# Problem to work on
Give every line back verbatim, dropping all images.

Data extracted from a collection
◆ ◆ ◆ ◆ ◆

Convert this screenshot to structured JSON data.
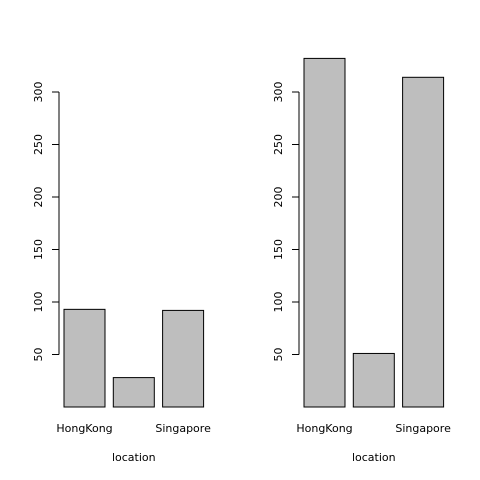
{
  "chart_data": [
    {
      "type": "bar",
      "categories": [
        "HongKong",
        null,
        "Singapore"
      ],
      "values": [
        93,
        28,
        92
      ],
      "color": "#bebebe",
      "xlabel": "location",
      "ylim": [
        0,
        345
      ],
      "yticks": [
        50,
        100,
        150,
        200,
        250,
        300
      ]
    },
    {
      "type": "bar",
      "categories": [
        "HongKong",
        null,
        "Singapore"
      ],
      "values": [
        332,
        51,
        314
      ],
      "color": "#bebebe",
      "xlabel": "location",
      "ylim": [
        0,
        345
      ],
      "yticks": [
        50,
        100,
        150,
        200,
        250,
        300
      ]
    }
  ]
}
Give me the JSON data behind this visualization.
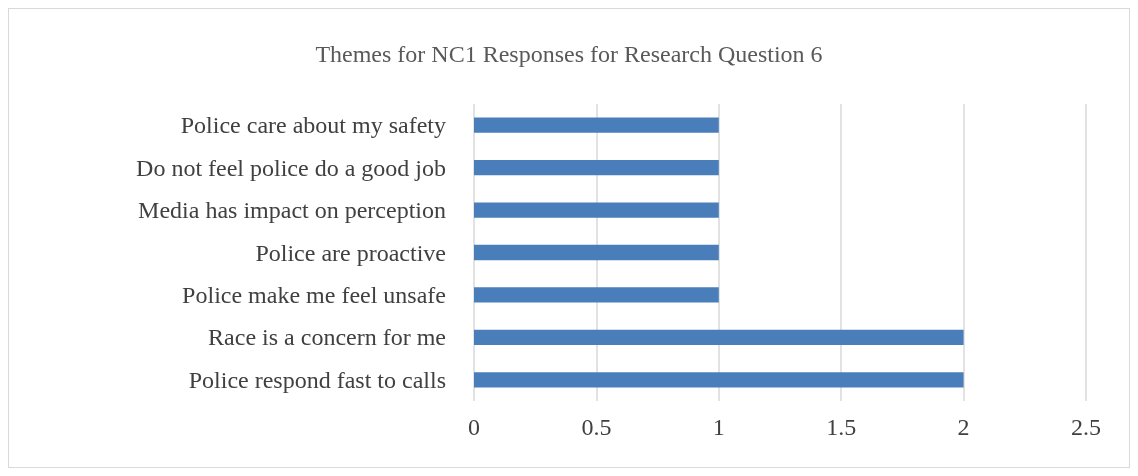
{
  "chart_data": {
    "type": "bar",
    "orientation": "horizontal",
    "title": "Themes for NC1 Responses for Research Question 6",
    "categories": [
      "Police care about my safety",
      "Do not feel police do a good job",
      "Media has impact on perception",
      "Police are proactive",
      "Police make me feel unsafe",
      "Race is a concern for me",
      "Police respond fast to calls"
    ],
    "values": [
      1,
      1,
      1,
      1,
      1,
      2,
      2
    ],
    "color": "#4a7ebb",
    "xlim": [
      0,
      2.5
    ],
    "xticks": [
      0,
      0.5,
      1,
      1.5,
      2,
      2.5
    ],
    "grid": "x"
  }
}
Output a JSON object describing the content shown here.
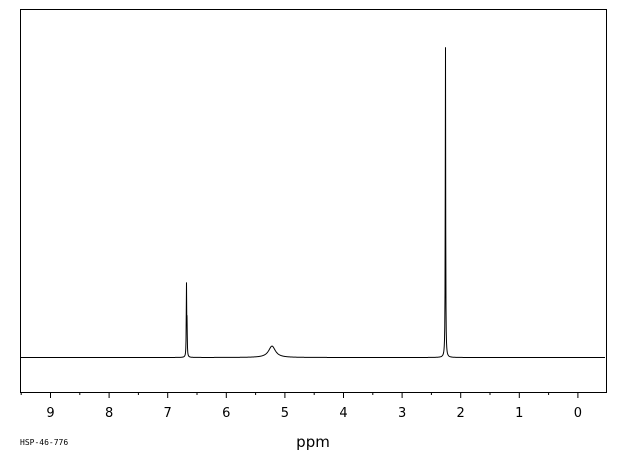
{
  "chart_data": {
    "type": "line",
    "title": "",
    "xlabel": "ppm",
    "ylabel": "",
    "xlim": [
      9.5,
      -0.5
    ],
    "x_reversed": true,
    "grid": false,
    "legend": "none",
    "x_ticks": [
      "9",
      "8",
      "7",
      "6",
      "5",
      "4",
      "3",
      "2",
      "1",
      "0"
    ],
    "peaks": [
      {
        "ppm": 6.68,
        "height": 0.23,
        "width": 0.004,
        "shape": "sharp",
        "label": "doublet-main"
      },
      {
        "ppm": 6.67,
        "height": 0.1,
        "width": 0.004,
        "shape": "sharp",
        "label": "doublet-shoulder"
      },
      {
        "ppm": 5.22,
        "height": 0.036,
        "width": 0.07,
        "shape": "broad",
        "label": "broad-exchangeable"
      },
      {
        "ppm": 2.26,
        "height": 1.0,
        "width": 0.004,
        "shape": "sharp",
        "label": "methyl-singlet"
      }
    ],
    "baseline": 0,
    "ylim": [
      -0.12,
      1.03
    ]
  },
  "footer": {
    "catalog_id": "HSP-46-776"
  },
  "colors": {
    "line": "#000000",
    "frame": "#000000",
    "background": "#ffffff"
  }
}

◆ ◆ ◆ ◆ ◆

# Completed task
Convert this screenshot to structured JSON data.
{
  "chart_data": [
    {
      "type": "bar",
      "categories": [
        "HongKong",
        null,
        "Singapore"
      ],
      "values": [
        93,
        28,
        92
      ],
      "color": "#bebebe",
      "xlabel": "location",
      "ylim": [
        0,
        345
      ],
      "yticks": [
        50,
        100,
        150,
        200,
        250,
        300
      ]
    },
    {
      "type": "bar",
      "categories": [
        "HongKong",
        null,
        "Singapore"
      ],
      "values": [
        332,
        51,
        314
      ],
      "color": "#bebebe",
      "xlabel": "location",
      "ylim": [
        0,
        345
      ],
      "yticks": [
        50,
        100,
        150,
        200,
        250,
        300
      ]
    }
  ]
}
Give me the JSON data behind this visualization.
{
  "chart_data": {
    "type": "bar",
    "orientation": "horizontal",
    "title": "Themes for NC1 Responses for Research Question 6",
    "categories": [
      "Police care about my safety",
      "Do not feel police do a good job",
      "Media has impact on perception",
      "Police are proactive",
      "Police make me feel unsafe",
      "Race is a concern for me",
      "Police respond fast to calls"
    ],
    "values": [
      1,
      1,
      1,
      1,
      1,
      2,
      2
    ],
    "color": "#4a7ebb",
    "xlim": [
      0,
      2.5
    ],
    "xticks": [
      0,
      0.5,
      1,
      1.5,
      2,
      2.5
    ],
    "grid": "x"
  }
}
Output a JSON object describing the content shown here.
{
  "chart_data": {
    "type": "line",
    "title": "",
    "xlabel": "ppm",
    "ylabel": "",
    "xlim": [
      9.5,
      -0.5
    ],
    "x_reversed": true,
    "grid": false,
    "legend": "none",
    "x_ticks": [
      "9",
      "8",
      "7",
      "6",
      "5",
      "4",
      "3",
      "2",
      "1",
      "0"
    ],
    "peaks": [
      {
        "ppm": 6.68,
        "height": 0.23,
        "width": 0.004,
        "shape": "sharp",
        "label": "doublet-main"
      },
      {
        "ppm": 6.67,
        "height": 0.1,
        "width": 0.004,
        "shape": "sharp",
        "label": "doublet-shoulder"
      },
      {
        "ppm": 5.22,
        "height": 0.036,
        "width": 0.07,
        "shape": "broad",
        "label": "broad-exchangeable"
      },
      {
        "ppm": 2.26,
        "height": 1.0,
        "width": 0.004,
        "shape": "sharp",
        "label": "methyl-singlet"
      }
    ],
    "baseline": 0,
    "ylim": [
      -0.12,
      1.03
    ]
  },
  "footer": {
    "catalog_id": "HSP-46-776"
  },
  "colors": {
    "line": "#000000",
    "frame": "#000000",
    "background": "#ffffff"
  }
}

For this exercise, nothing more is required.